**TO BE DONE:** Give every line from the entries that contains "JSON".

::: RECORDS SHOWN :::

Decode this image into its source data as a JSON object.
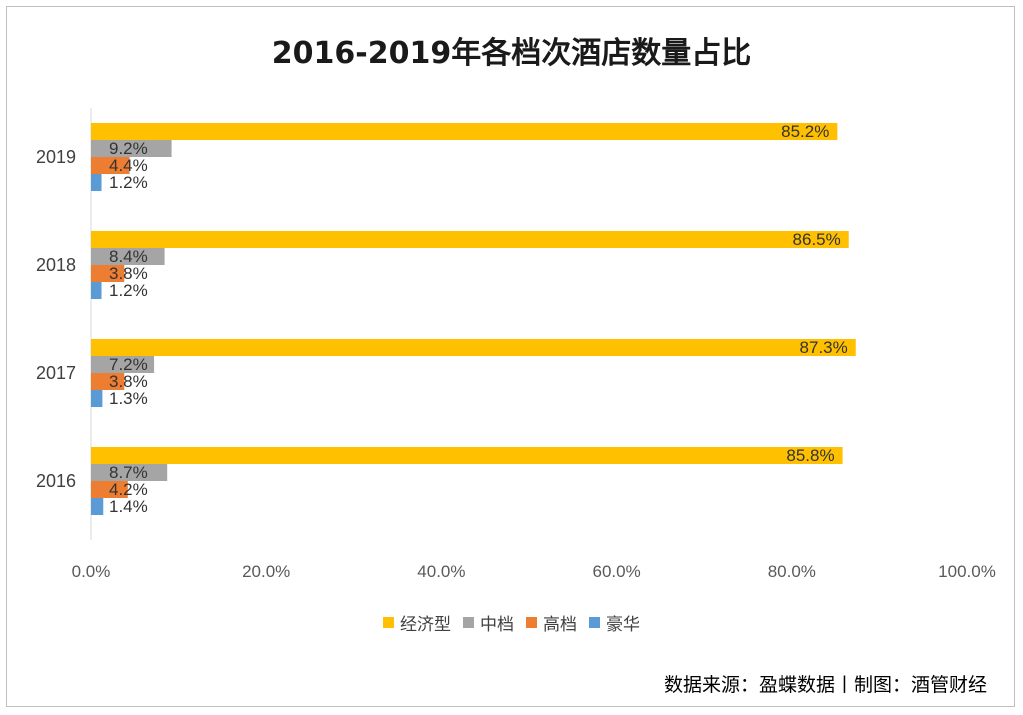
{
  "chart_data": {
    "type": "bar",
    "orientation": "horizontal",
    "title": "2016-2019年各档次酒店数量占比",
    "categories": [
      "2019",
      "2018",
      "2017",
      "2016"
    ],
    "series": [
      {
        "name": "经济型",
        "color": "#FFC000",
        "values": [
          85.2,
          86.5,
          87.3,
          85.8
        ],
        "labels": [
          "85.2%",
          "86.5%",
          "87.3%",
          "85.8%"
        ]
      },
      {
        "name": "中档",
        "color": "#A5A5A5",
        "values": [
          9.2,
          8.4,
          7.2,
          8.7
        ],
        "labels": [
          "9.2%",
          "8.4%",
          "7.2%",
          "8.7%"
        ]
      },
      {
        "name": "高档",
        "color": "#ED7D31",
        "values": [
          4.4,
          3.8,
          3.8,
          4.2
        ],
        "labels": [
          "4.4%",
          "3.8%",
          "3.8%",
          "4.2%"
        ]
      },
      {
        "name": "豪华",
        "color": "#5B9BD5",
        "values": [
          1.2,
          1.2,
          1.3,
          1.4
        ],
        "labels": [
          "1.2%",
          "1.2%",
          "1.3%",
          "1.4%"
        ]
      }
    ],
    "xlim": [
      0,
      100
    ],
    "xticks": [
      "0.0%",
      "20.0%",
      "40.0%",
      "60.0%",
      "80.0%",
      "100.0%"
    ],
    "grid": false,
    "legend_position": "bottom"
  },
  "source_note": "数据来源：盈蝶数据丨制图：酒管财经"
}
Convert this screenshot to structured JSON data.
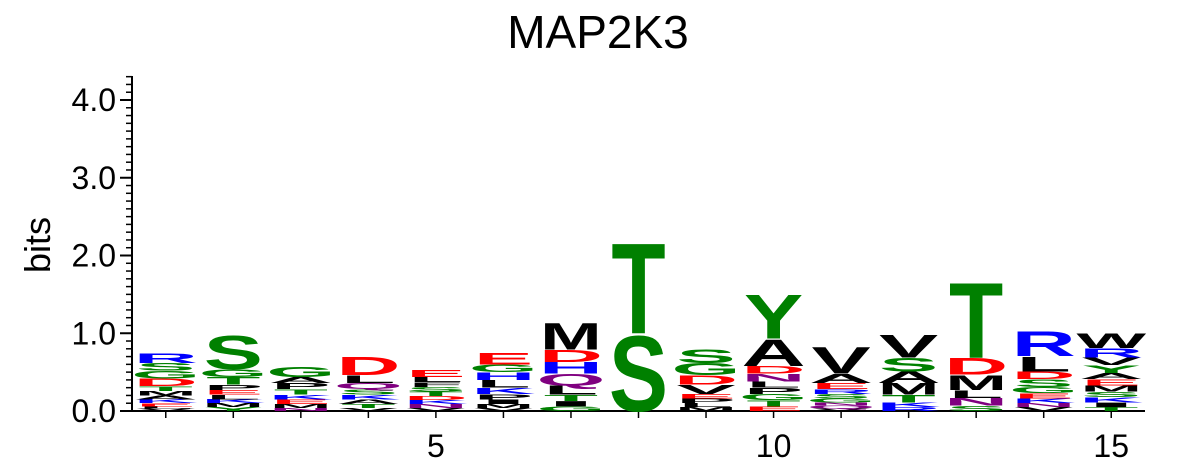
{
  "chart_data": {
    "type": "sequence-logo",
    "title": "MAP2K3",
    "ylabel": "bits",
    "xlabel": "",
    "ylim": [
      0,
      4.3
    ],
    "yticks": [
      "0.0",
      "1.0",
      "2.0",
      "3.0",
      "4.0"
    ],
    "ytick_values": [
      0,
      1,
      2,
      3,
      4
    ],
    "xticks": [
      "5",
      "10",
      "15"
    ],
    "xtick_values": [
      5,
      10,
      15
    ],
    "positions": [
      {
        "pos": 1,
        "letters": [
          [
            "V",
            0.03
          ],
          [
            "L",
            0.03
          ],
          [
            "E",
            0.04
          ],
          [
            "K",
            0.05
          ],
          [
            "A",
            0.05
          ],
          [
            "M",
            0.06
          ],
          [
            "T",
            0.06
          ],
          [
            "D",
            0.1
          ],
          [
            "G",
            0.1
          ],
          [
            "S",
            0.1
          ],
          [
            "R",
            0.13
          ]
        ]
      },
      {
        "pos": 2,
        "letters": [
          [
            "Y",
            0.05
          ],
          [
            "M",
            0.05
          ],
          [
            "K",
            0.05
          ],
          [
            "L",
            0.06
          ],
          [
            "E",
            0.06
          ],
          [
            "P",
            0.07
          ],
          [
            "T",
            0.1
          ],
          [
            "G",
            0.1
          ],
          [
            "S",
            0.45
          ]
        ]
      },
      {
        "pos": 3,
        "letters": [
          [
            "N",
            0.04
          ],
          [
            "M",
            0.05
          ],
          [
            "E",
            0.06
          ],
          [
            "K",
            0.06
          ],
          [
            "T",
            0.07
          ],
          [
            "P",
            0.08
          ],
          [
            "A",
            0.08
          ],
          [
            "G",
            0.14
          ]
        ]
      },
      {
        "pos": 4,
        "letters": [
          [
            "V",
            0.04
          ],
          [
            "T",
            0.05
          ],
          [
            "A",
            0.06
          ],
          [
            "K",
            0.06
          ],
          [
            "S",
            0.07
          ],
          [
            "Q",
            0.08
          ],
          [
            "L",
            0.1
          ],
          [
            "D",
            0.24
          ]
        ]
      },
      {
        "pos": 5,
        "letters": [
          [
            "V",
            0.04
          ],
          [
            "N",
            0.05
          ],
          [
            "K",
            0.05
          ],
          [
            "D",
            0.05
          ],
          [
            "T",
            0.06
          ],
          [
            "S",
            0.06
          ],
          [
            "L",
            0.07
          ],
          [
            "F",
            0.06
          ],
          [
            "E",
            0.09
          ]
        ]
      },
      {
        "pos": 6,
        "letters": [
          [
            "V",
            0.04
          ],
          [
            "M",
            0.05
          ],
          [
            "I",
            0.06
          ],
          [
            "P",
            0.07
          ],
          [
            "K",
            0.08
          ],
          [
            "L",
            0.1
          ],
          [
            "H",
            0.1
          ],
          [
            "G",
            0.1
          ],
          [
            "E",
            0.15
          ]
        ]
      },
      {
        "pos": 7,
        "letters": [
          [
            "T",
            0.08
          ],
          [
            "G",
            0.06
          ],
          [
            "I",
            0.07
          ],
          [
            "Q",
            0.15
          ],
          [
            "L",
            0.12
          ],
          [
            "H",
            0.15
          ],
          [
            "D",
            0.16
          ],
          [
            "M",
            0.35
          ]
        ]
      },
      {
        "pos": 8,
        "letters": [
          [
            "T",
            1.2
          ],
          [
            "S",
            1.0
          ]
        ]
      },
      {
        "pos": 9,
        "letters": [
          [
            "M",
            0.05
          ],
          [
            "L",
            0.05
          ],
          [
            "P",
            0.06
          ],
          [
            "E",
            0.06
          ],
          [
            "V",
            0.12
          ],
          [
            "D",
            0.12
          ],
          [
            "S",
            0.18
          ],
          [
            "G",
            0.16
          ]
        ]
      },
      {
        "pos": 10,
        "letters": [
          [
            "T",
            0.08
          ],
          [
            "G",
            0.08
          ],
          [
            "N",
            0.1
          ],
          [
            "P",
            0.08
          ],
          [
            "L",
            0.08
          ],
          [
            "D",
            0.1
          ],
          [
            "E",
            0.06
          ],
          [
            "A",
            0.35
          ],
          [
            "Y",
            0.58
          ]
        ]
      },
      {
        "pos": 11,
        "letters": [
          [
            "V",
            0.03
          ],
          [
            "Q",
            0.04
          ],
          [
            "N",
            0.04
          ],
          [
            "G",
            0.05
          ],
          [
            "S",
            0.06
          ],
          [
            "R",
            0.06
          ],
          [
            "E",
            0.08
          ],
          [
            "A",
            0.12
          ],
          [
            "V",
            0.35
          ]
        ]
      },
      {
        "pos": 12,
        "letters": [
          [
            "R",
            0.05
          ],
          [
            "K",
            0.06
          ],
          [
            "T",
            0.1
          ],
          [
            "M",
            0.15
          ],
          [
            "A",
            0.15
          ],
          [
            "S",
            0.18
          ],
          [
            "V",
            0.3
          ]
        ]
      },
      {
        "pos": 13,
        "letters": [
          [
            "S",
            0.07
          ],
          [
            "N",
            0.1
          ],
          [
            "L",
            0.1
          ],
          [
            "M",
            0.2
          ],
          [
            "D",
            0.22
          ],
          [
            "T",
            1.0
          ]
        ]
      },
      {
        "pos": 14,
        "letters": [
          [
            "V",
            0.05
          ],
          [
            "N",
            0.05
          ],
          [
            "K",
            0.06
          ],
          [
            "E",
            0.07
          ],
          [
            "G",
            0.08
          ],
          [
            "S",
            0.1
          ],
          [
            "D",
            0.1
          ],
          [
            "L",
            0.2
          ],
          [
            "R",
            0.33
          ]
        ]
      },
      {
        "pos": 15,
        "letters": [
          [
            "T",
            0.05
          ],
          [
            "I",
            0.06
          ],
          [
            "K",
            0.07
          ],
          [
            "M",
            0.08
          ],
          [
            "S",
            0.07
          ],
          [
            "E",
            0.08
          ],
          [
            "A",
            0.08
          ],
          [
            "Y",
            0.1
          ],
          [
            "V",
            0.1
          ],
          [
            "R",
            0.12
          ],
          [
            "W",
            0.2
          ]
        ]
      }
    ],
    "colors": {
      "S": "#008000",
      "T": "#008000",
      "G": "#008000",
      "Y": "#008000",
      "C": "#008000",
      "N": "#800080",
      "Q": "#800080",
      "K": "#0000ff",
      "R": "#0000ff",
      "H": "#0000ff",
      "D": "#ff0000",
      "E": "#ff0000",
      "A": "#000000",
      "V": "#000000",
      "L": "#000000",
      "I": "#000000",
      "P": "#000000",
      "W": "#000000",
      "F": "#000000",
      "M": "#000000"
    },
    "grid": false,
    "legend": "none"
  }
}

:::

**FINISHED ANSWER:**
Decode this image into its source data as a JSON object.
Convert this screenshot to structured JSON data.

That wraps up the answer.